Material for this exercise:

• • • • • • •

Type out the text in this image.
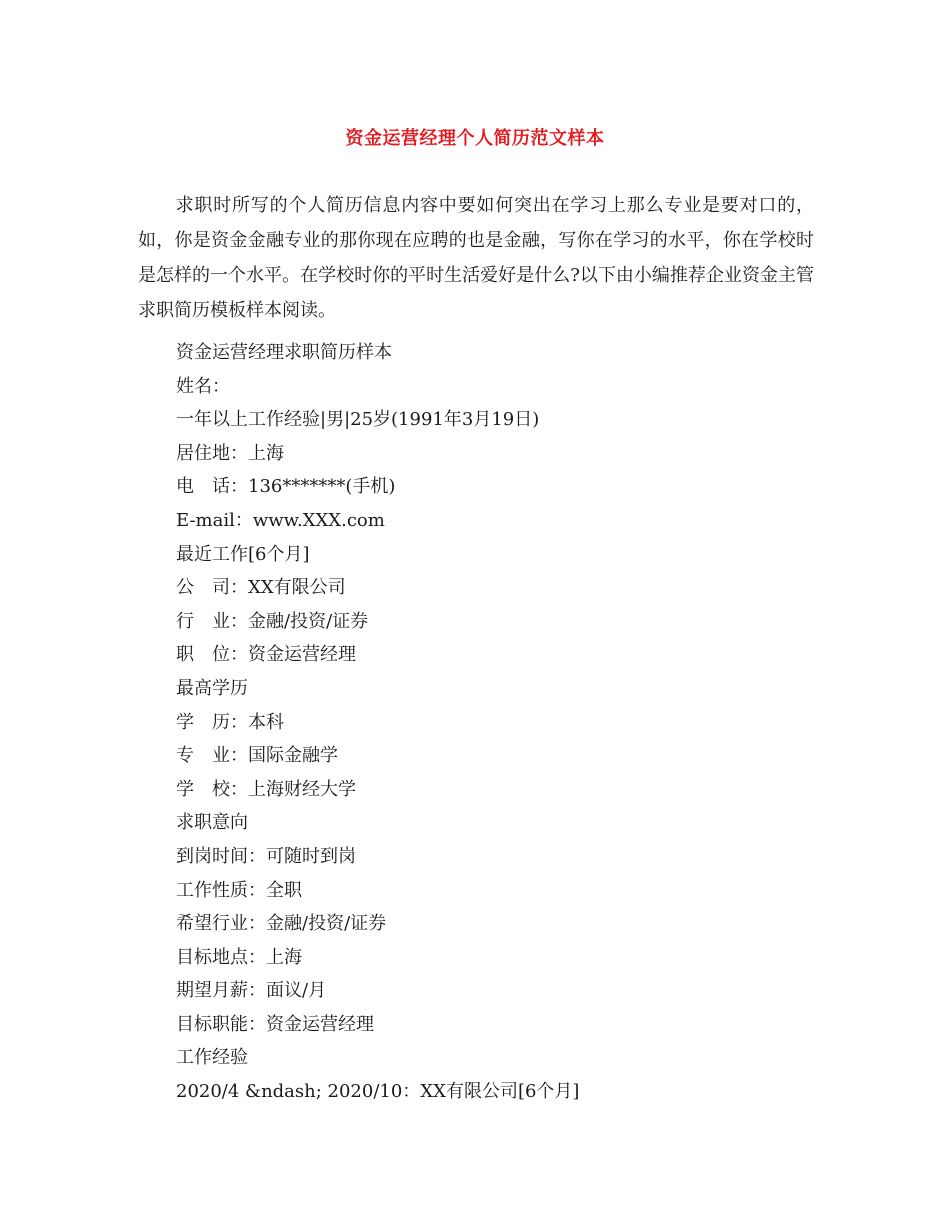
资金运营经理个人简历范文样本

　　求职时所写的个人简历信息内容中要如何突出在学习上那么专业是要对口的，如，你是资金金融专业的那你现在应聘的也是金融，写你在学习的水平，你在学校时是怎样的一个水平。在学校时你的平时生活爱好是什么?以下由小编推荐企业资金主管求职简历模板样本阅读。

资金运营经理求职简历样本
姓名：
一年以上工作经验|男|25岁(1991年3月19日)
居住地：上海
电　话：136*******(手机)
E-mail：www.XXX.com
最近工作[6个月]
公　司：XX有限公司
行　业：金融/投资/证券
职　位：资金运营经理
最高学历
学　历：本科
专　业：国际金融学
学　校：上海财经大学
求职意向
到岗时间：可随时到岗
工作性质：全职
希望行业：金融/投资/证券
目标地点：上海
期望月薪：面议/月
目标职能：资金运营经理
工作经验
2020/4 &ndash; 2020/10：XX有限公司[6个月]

• • • • • • •

What is needed: Transcribe every line in the entries above, taking out only the images.

Written answer:
Type out the text in this image.
资金运营经理个人简历范文样本

　　求职时所写的个人简历信息内容中要如何突出在学习上那么专业是要对口的，如，你是资金金融专业的那你现在应聘的也是金融，写你在学习的水平，你在学校时是怎样的一个水平。在学校时你的平时生活爱好是什么?以下由小编推荐企业资金主管求职简历模板样本阅读。

资金运营经理求职简历样本
姓名：
一年以上工作经验|男|25岁(1991年3月19日)
居住地：上海
电　话：136*******(手机)
E-mail：www.XXX.com
最近工作[6个月]
公　司：XX有限公司
行　业：金融/投资/证券
职　位：资金运营经理
最高学历
学　历：本科
专　业：国际金融学
学　校：上海财经大学
求职意向
到岗时间：可随时到岗
工作性质：全职
希望行业：金融/投资/证券
目标地点：上海
期望月薪：面议/月
目标职能：资金运营经理
工作经验
2020/4 &ndash; 2020/10：XX有限公司[6个月]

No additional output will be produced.